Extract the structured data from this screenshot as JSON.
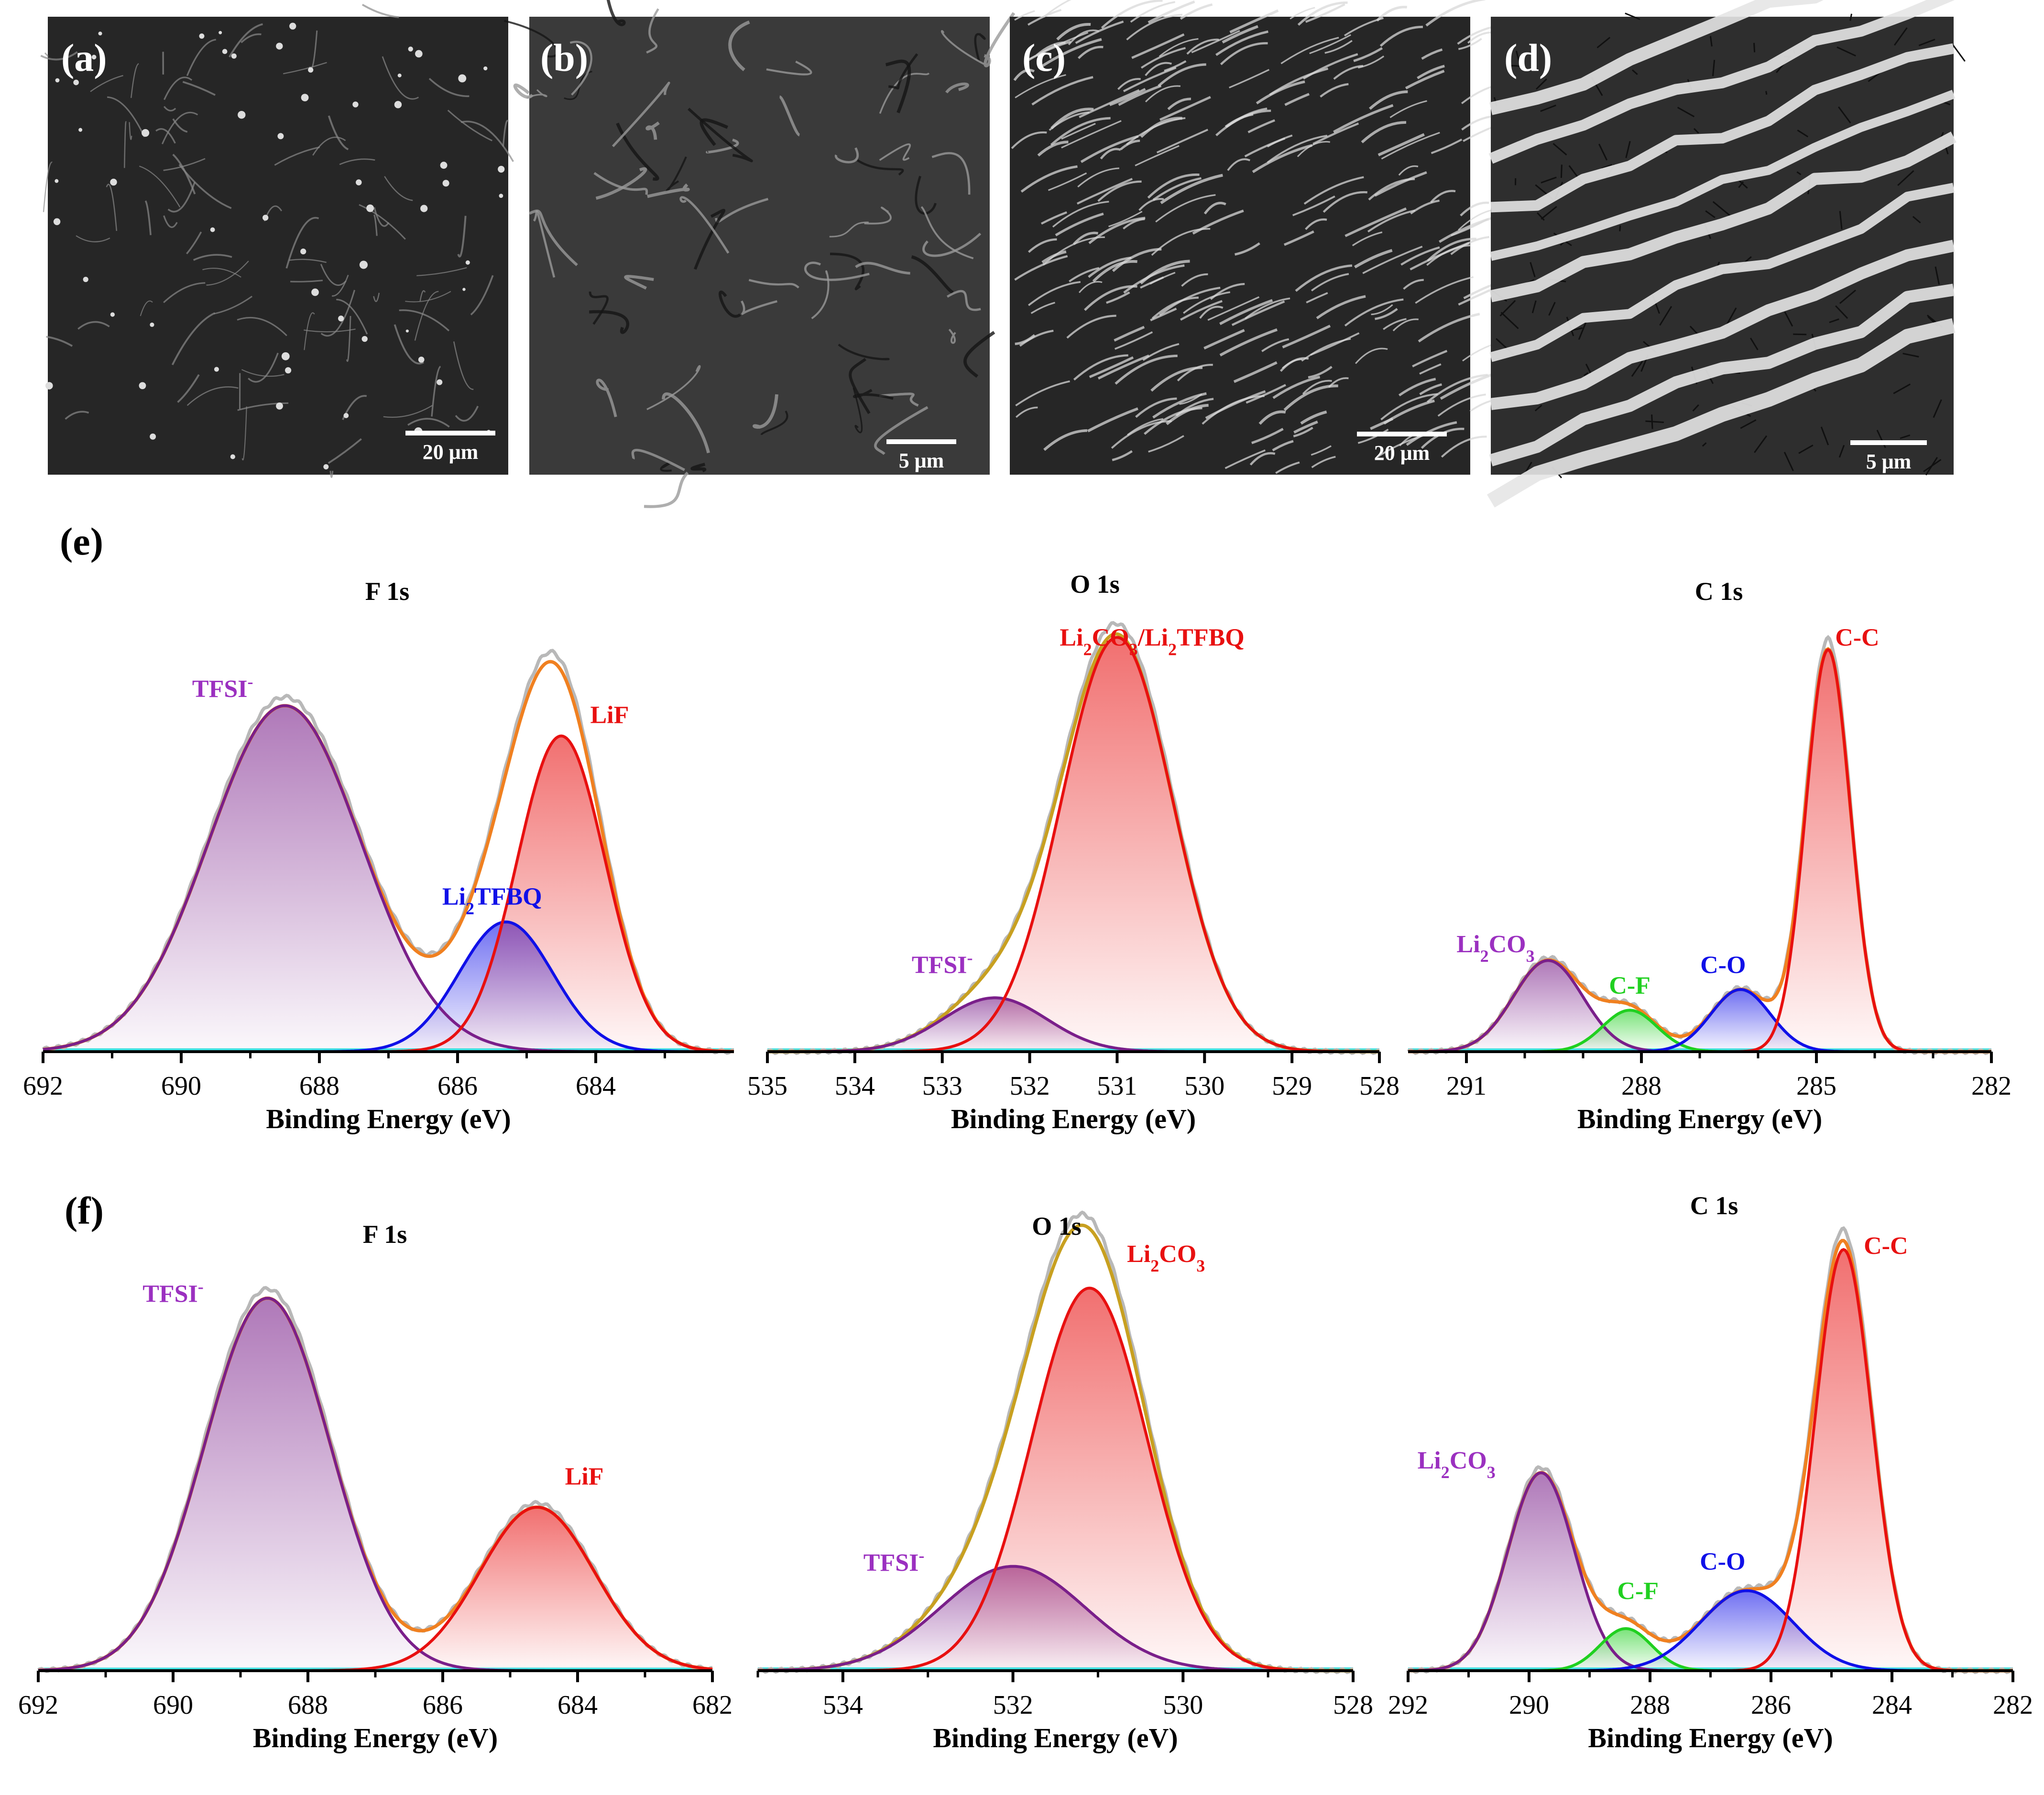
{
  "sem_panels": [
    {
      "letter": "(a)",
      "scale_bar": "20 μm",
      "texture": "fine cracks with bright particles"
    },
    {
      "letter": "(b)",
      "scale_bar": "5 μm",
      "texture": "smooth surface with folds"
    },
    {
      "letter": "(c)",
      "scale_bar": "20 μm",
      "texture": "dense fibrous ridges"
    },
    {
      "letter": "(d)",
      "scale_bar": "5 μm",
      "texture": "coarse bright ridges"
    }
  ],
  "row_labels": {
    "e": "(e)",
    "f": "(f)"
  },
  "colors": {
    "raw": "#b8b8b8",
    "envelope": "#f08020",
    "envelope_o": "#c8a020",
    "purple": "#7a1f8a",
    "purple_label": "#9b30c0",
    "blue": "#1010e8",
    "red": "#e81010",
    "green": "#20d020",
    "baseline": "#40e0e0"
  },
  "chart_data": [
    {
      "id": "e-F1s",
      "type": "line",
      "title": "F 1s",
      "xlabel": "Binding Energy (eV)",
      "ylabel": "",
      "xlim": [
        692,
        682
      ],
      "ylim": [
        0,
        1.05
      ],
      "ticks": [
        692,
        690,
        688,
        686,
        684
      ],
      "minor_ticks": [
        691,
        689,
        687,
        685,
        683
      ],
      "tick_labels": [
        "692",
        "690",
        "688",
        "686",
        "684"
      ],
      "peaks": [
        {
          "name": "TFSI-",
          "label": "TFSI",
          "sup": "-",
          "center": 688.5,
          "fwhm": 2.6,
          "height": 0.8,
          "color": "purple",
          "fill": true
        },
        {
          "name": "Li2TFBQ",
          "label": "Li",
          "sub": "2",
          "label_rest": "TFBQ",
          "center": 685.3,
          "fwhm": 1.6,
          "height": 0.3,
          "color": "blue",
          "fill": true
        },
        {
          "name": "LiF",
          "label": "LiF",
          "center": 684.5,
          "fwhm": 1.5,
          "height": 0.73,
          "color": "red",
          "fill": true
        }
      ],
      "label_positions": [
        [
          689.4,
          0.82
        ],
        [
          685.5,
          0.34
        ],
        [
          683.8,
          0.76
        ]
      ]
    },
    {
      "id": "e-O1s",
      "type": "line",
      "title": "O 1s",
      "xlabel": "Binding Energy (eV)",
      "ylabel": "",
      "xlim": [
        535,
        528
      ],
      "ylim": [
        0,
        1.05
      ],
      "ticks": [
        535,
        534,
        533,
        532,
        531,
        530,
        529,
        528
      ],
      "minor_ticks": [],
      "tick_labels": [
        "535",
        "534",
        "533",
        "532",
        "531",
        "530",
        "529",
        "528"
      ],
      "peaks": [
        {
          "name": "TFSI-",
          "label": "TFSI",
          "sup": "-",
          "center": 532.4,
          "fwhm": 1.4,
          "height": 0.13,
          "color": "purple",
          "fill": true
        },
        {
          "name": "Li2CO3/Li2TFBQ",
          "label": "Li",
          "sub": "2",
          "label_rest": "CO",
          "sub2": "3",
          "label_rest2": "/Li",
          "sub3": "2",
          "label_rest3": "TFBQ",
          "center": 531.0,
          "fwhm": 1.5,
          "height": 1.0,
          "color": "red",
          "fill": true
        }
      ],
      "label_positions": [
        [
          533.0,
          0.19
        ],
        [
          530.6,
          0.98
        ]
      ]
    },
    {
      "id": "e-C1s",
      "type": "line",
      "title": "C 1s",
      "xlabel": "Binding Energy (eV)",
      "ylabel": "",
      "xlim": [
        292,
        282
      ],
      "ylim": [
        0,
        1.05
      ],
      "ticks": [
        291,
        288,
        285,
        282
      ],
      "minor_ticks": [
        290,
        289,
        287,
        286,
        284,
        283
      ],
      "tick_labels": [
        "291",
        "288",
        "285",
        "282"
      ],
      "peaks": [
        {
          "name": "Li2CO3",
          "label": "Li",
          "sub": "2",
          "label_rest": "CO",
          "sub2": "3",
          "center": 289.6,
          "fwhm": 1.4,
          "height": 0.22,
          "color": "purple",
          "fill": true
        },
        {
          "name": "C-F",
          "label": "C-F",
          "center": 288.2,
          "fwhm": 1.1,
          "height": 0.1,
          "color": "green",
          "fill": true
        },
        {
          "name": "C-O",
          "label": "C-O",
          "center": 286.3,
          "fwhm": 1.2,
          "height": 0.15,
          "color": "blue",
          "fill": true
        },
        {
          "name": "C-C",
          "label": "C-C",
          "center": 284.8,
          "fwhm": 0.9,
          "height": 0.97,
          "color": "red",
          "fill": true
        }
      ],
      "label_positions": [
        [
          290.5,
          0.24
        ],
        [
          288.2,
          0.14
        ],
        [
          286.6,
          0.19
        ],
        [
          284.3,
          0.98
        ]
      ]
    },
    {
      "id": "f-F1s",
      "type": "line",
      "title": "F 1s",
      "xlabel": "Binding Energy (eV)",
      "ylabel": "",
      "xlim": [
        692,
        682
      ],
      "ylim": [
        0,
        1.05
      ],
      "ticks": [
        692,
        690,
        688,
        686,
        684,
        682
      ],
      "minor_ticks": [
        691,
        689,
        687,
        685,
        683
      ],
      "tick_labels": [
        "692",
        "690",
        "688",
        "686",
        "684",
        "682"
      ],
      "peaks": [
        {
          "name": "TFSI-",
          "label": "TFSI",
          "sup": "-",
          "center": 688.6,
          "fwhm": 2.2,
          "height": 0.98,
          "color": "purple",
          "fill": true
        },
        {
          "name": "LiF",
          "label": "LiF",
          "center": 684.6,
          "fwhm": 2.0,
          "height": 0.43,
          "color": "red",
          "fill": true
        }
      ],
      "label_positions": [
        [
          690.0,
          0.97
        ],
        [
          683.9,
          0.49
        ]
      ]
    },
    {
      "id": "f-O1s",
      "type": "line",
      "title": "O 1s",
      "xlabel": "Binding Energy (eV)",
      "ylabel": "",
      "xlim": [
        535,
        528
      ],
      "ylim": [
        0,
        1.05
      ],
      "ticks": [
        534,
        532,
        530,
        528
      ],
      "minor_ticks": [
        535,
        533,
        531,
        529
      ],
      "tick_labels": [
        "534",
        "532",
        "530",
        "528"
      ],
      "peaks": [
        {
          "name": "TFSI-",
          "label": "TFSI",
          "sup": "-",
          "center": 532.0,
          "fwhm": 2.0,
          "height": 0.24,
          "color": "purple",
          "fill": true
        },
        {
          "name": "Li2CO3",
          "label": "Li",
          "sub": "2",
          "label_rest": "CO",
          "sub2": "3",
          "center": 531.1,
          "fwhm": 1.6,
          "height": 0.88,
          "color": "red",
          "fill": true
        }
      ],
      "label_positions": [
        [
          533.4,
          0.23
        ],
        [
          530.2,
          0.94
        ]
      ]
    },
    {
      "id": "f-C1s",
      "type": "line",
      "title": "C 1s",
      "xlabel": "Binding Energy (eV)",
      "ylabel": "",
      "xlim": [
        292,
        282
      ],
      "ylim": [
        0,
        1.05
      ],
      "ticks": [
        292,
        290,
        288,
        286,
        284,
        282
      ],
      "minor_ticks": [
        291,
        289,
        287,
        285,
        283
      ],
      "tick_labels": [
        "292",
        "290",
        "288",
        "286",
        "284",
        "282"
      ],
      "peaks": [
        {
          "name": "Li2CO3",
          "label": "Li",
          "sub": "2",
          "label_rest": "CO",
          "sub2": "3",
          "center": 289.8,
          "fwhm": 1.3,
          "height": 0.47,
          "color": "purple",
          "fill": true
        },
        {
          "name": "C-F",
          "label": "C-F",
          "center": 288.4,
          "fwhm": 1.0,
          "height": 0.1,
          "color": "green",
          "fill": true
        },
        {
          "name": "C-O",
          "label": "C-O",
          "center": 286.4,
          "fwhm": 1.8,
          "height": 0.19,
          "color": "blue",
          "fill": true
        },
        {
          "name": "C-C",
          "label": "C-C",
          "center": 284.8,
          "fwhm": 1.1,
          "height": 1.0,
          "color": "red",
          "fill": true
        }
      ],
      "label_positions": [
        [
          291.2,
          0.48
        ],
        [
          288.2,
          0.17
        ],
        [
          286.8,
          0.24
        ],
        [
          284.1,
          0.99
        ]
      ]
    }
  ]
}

------------------------------

◆ Given problem
Identify and copy lines that hold the string "ridges".

◆ Task answer
      "texture": "dense fibrous ridges"
      "texture": "coarse bright ridges"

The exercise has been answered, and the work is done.